Records from a data source:
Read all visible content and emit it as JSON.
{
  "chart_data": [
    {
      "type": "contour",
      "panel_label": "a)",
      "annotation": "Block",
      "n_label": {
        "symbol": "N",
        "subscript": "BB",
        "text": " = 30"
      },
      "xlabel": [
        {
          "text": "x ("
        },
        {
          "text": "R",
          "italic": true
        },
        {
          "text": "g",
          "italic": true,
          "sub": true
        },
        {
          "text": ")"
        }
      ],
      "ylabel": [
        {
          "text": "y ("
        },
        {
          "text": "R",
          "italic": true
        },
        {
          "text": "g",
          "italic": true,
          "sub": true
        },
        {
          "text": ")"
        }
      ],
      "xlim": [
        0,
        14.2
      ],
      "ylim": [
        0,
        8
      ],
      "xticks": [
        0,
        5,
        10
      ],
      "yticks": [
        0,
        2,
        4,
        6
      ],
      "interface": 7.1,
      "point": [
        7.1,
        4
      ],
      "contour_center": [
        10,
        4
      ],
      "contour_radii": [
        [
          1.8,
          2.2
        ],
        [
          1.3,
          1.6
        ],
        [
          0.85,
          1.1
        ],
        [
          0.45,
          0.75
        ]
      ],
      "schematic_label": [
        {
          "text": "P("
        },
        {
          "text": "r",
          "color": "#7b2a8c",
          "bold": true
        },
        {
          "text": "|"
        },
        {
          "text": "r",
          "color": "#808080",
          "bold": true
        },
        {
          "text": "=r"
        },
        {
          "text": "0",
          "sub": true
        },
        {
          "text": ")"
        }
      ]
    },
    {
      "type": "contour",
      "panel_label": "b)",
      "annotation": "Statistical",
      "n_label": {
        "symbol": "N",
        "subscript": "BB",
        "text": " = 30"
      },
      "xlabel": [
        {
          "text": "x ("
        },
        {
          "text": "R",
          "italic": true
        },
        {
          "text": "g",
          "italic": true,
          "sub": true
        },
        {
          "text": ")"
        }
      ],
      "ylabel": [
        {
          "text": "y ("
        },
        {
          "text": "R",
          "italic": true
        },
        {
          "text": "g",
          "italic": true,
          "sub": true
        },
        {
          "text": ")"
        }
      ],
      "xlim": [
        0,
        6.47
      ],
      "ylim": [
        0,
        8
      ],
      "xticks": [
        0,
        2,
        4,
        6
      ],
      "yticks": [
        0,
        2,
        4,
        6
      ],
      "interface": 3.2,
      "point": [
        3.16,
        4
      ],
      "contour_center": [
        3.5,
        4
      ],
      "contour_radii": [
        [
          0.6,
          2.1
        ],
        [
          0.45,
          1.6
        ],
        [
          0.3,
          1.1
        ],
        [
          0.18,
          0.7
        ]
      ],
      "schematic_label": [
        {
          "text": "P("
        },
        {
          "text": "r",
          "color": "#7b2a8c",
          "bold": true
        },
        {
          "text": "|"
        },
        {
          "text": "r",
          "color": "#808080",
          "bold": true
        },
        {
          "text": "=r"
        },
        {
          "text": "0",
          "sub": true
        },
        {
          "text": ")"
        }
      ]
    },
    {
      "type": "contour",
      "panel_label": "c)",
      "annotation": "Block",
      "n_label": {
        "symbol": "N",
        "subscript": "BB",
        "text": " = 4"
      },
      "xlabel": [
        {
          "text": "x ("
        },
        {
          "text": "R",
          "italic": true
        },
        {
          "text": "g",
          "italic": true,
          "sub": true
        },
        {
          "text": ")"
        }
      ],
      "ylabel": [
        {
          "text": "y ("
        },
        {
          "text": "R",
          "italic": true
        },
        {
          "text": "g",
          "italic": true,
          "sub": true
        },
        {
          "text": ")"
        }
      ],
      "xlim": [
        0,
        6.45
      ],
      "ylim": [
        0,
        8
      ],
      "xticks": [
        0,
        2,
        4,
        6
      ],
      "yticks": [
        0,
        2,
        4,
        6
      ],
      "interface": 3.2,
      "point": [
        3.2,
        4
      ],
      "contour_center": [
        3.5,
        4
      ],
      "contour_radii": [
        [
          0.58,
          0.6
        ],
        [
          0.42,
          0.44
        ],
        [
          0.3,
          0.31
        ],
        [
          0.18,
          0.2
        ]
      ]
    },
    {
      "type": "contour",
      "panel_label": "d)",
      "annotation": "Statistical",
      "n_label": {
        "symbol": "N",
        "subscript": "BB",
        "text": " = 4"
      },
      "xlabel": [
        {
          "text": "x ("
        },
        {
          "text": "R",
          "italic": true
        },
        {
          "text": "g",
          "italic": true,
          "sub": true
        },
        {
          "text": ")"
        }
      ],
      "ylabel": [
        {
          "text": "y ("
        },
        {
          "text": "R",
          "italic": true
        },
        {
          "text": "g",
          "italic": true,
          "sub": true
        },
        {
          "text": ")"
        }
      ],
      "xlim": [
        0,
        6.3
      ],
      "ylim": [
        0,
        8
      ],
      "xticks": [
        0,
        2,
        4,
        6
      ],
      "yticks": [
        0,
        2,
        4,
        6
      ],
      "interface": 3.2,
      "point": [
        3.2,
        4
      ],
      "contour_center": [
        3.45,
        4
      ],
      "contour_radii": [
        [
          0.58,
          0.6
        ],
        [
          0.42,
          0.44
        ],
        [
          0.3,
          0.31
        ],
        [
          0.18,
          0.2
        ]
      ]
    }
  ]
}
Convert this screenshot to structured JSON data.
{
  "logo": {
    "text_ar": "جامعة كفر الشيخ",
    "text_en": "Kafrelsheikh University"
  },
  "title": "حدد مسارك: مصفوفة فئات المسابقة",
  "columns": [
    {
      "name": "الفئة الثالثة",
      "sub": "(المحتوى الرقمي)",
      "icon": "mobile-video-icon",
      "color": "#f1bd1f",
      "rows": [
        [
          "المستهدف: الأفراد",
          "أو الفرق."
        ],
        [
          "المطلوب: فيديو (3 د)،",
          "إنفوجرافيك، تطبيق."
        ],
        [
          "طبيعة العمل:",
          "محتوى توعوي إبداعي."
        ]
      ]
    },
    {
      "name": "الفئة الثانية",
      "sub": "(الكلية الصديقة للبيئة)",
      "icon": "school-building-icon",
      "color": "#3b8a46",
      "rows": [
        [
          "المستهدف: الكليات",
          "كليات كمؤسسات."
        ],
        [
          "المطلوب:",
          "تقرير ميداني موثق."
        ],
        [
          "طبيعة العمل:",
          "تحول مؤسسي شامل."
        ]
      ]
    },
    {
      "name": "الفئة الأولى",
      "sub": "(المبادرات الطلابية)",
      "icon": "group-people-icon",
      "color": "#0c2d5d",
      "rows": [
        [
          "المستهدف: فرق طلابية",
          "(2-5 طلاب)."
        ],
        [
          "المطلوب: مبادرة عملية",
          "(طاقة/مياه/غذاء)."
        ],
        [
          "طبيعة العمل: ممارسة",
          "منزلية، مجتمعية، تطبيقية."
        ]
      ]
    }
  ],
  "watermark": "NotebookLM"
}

What needs to be done:
Extract each entry in full and write it down exactly.

Expected answer:
Read all visible content and emit it as JSON.
{
  "chart_data": [
    {
      "type": "contour",
      "panel_label": "a)",
      "annotation": "Block",
      "n_label": {
        "symbol": "N",
        "subscript": "BB",
        "text": " = 30"
      },
      "xlabel": [
        {
          "text": "x ("
        },
        {
          "text": "R",
          "italic": true
        },
        {
          "text": "g",
          "italic": true,
          "sub": true
        },
        {
          "text": ")"
        }
      ],
      "ylabel": [
        {
          "text": "y ("
        },
        {
          "text": "R",
          "italic": true
        },
        {
          "text": "g",
          "italic": true,
          "sub": true
        },
        {
          "text": ")"
        }
      ],
      "xlim": [
        0,
        14.2
      ],
      "ylim": [
        0,
        8
      ],
      "xticks": [
        0,
        5,
        10
      ],
      "yticks": [
        0,
        2,
        4,
        6
      ],
      "interface": 7.1,
      "point": [
        7.1,
        4
      ],
      "contour_center": [
        10,
        4
      ],
      "contour_radii": [
        [
          1.8,
          2.2
        ],
        [
          1.3,
          1.6
        ],
        [
          0.85,
          1.1
        ],
        [
          0.45,
          0.75
        ]
      ],
      "schematic_label": [
        {
          "text": "P("
        },
        {
          "text": "r",
          "color": "#7b2a8c",
          "bold": true
        },
        {
          "text": "|"
        },
        {
          "text": "r",
          "color": "#808080",
          "bold": true
        },
        {
          "text": "=r"
        },
        {
          "text": "0",
          "sub": true
        },
        {
          "text": ")"
        }
      ]
    },
    {
      "type": "contour",
      "panel_label": "b)",
      "annotation": "Statistical",
      "n_label": {
        "symbol": "N",
        "subscript": "BB",
        "text": " = 30"
      },
      "xlabel": [
        {
          "text": "x ("
        },
        {
          "text": "R",
          "italic": true
        },
        {
          "text": "g",
          "italic": true,
          "sub": true
        },
        {
          "text": ")"
        }
      ],
      "ylabel": [
        {
          "text": "y ("
        },
        {
          "text": "R",
          "italic": true
        },
        {
          "text": "g",
          "italic": true,
          "sub": true
        },
        {
          "text": ")"
        }
      ],
      "xlim": [
        0,
        6.47
      ],
      "ylim": [
        0,
        8
      ],
      "xticks": [
        0,
        2,
        4,
        6
      ],
      "yticks": [
        0,
        2,
        4,
        6
      ],
      "interface": 3.2,
      "point": [
        3.16,
        4
      ],
      "contour_center": [
        3.5,
        4
      ],
      "contour_radii": [
        [
          0.6,
          2.1
        ],
        [
          0.45,
          1.6
        ],
        [
          0.3,
          1.1
        ],
        [
          0.18,
          0.7
        ]
      ],
      "schematic_label": [
        {
          "text": "P("
        },
        {
          "text": "r",
          "color": "#7b2a8c",
          "bold": true
        },
        {
          "text": "|"
        },
        {
          "text": "r",
          "color": "#808080",
          "bold": true
        },
        {
          "text": "=r"
        },
        {
          "text": "0",
          "sub": true
        },
        {
          "text": ")"
        }
      ]
    },
    {
      "type": "contour",
      "panel_label": "c)",
      "annotation": "Block",
      "n_label": {
        "symbol": "N",
        "subscript": "BB",
        "text": " = 4"
      },
      "xlabel": [
        {
          "text": "x ("
        },
        {
          "text": "R",
          "italic": true
        },
        {
          "text": "g",
          "italic": true,
          "sub": true
        },
        {
          "text": ")"
        }
      ],
      "ylabel": [
        {
          "text": "y ("
        },
        {
          "text": "R",
          "italic": true
        },
        {
          "text": "g",
          "italic": true,
          "sub": true
        },
        {
          "text": ")"
        }
      ],
      "xlim": [
        0,
        6.45
      ],
      "ylim": [
        0,
        8
      ],
      "xticks": [
        0,
        2,
        4,
        6
      ],
      "yticks": [
        0,
        2,
        4,
        6
      ],
      "interface": 3.2,
      "point": [
        3.2,
        4
      ],
      "contour_center": [
        3.5,
        4
      ],
      "contour_radii": [
        [
          0.58,
          0.6
        ],
        [
          0.42,
          0.44
        ],
        [
          0.3,
          0.31
        ],
        [
          0.18,
          0.2
        ]
      ]
    },
    {
      "type": "contour",
      "panel_label": "d)",
      "annotation": "Statistical",
      "n_label": {
        "symbol": "N",
        "subscript": "BB",
        "text": " = 4"
      },
      "xlabel": [
        {
          "text": "x ("
        },
        {
          "text": "R",
          "italic": true
        },
        {
          "text": "g",
          "italic": true,
          "sub": true
        },
        {
          "text": ")"
        }
      ],
      "ylabel": [
        {
          "text": "y ("
        },
        {
          "text": "R",
          "italic": true
        },
        {
          "text": "g",
          "italic": true,
          "sub": true
        },
        {
          "text": ")"
        }
      ],
      "xlim": [
        0,
        6.3
      ],
      "ylim": [
        0,
        8
      ],
      "xticks": [
        0,
        2,
        4,
        6
      ],
      "yticks": [
        0,
        2,
        4,
        6
      ],
      "interface": 3.2,
      "point": [
        3.2,
        4
      ],
      "contour_center": [
        3.45,
        4
      ],
      "contour_radii": [
        [
          0.58,
          0.6
        ],
        [
          0.42,
          0.44
        ],
        [
          0.3,
          0.31
        ],
        [
          0.18,
          0.2
        ]
      ]
    }
  ]
}
Convert this screenshot to structured JSON data.
{
  "logo": {
    "text_ar": "جامعة كفر الشيخ",
    "text_en": "Kafrelsheikh University"
  },
  "title": "حدد مسارك: مصفوفة فئات المسابقة",
  "columns": [
    {
      "name": "الفئة الثالثة",
      "sub": "(المحتوى الرقمي)",
      "icon": "mobile-video-icon",
      "color": "#f1bd1f",
      "rows": [
        [
          "المستهدف: الأفراد",
          "أو الفرق."
        ],
        [
          "المطلوب: فيديو (3 د)،",
          "إنفوجرافيك، تطبيق."
        ],
        [
          "طبيعة العمل:",
          "محتوى توعوي إبداعي."
        ]
      ]
    },
    {
      "name": "الفئة الثانية",
      "sub": "(الكلية الصديقة للبيئة)",
      "icon": "school-building-icon",
      "color": "#3b8a46",
      "rows": [
        [
          "المستهدف: الكليات",
          "كليات كمؤسسات."
        ],
        [
          "المطلوب:",
          "تقرير ميداني موثق."
        ],
        [
          "طبيعة العمل:",
          "تحول مؤسسي شامل."
        ]
      ]
    },
    {
      "name": "الفئة الأولى",
      "sub": "(المبادرات الطلابية)",
      "icon": "group-people-icon",
      "color": "#0c2d5d",
      "rows": [
        [
          "المستهدف: فرق طلابية",
          "(2-5 طلاب)."
        ],
        [
          "المطلوب: مبادرة عملية",
          "(طاقة/مياه/غذاء)."
        ],
        [
          "طبيعة العمل: ممارسة",
          "منزلية، مجتمعية، تطبيقية."
        ]
      ]
    }
  ],
  "watermark": "NotebookLM"
}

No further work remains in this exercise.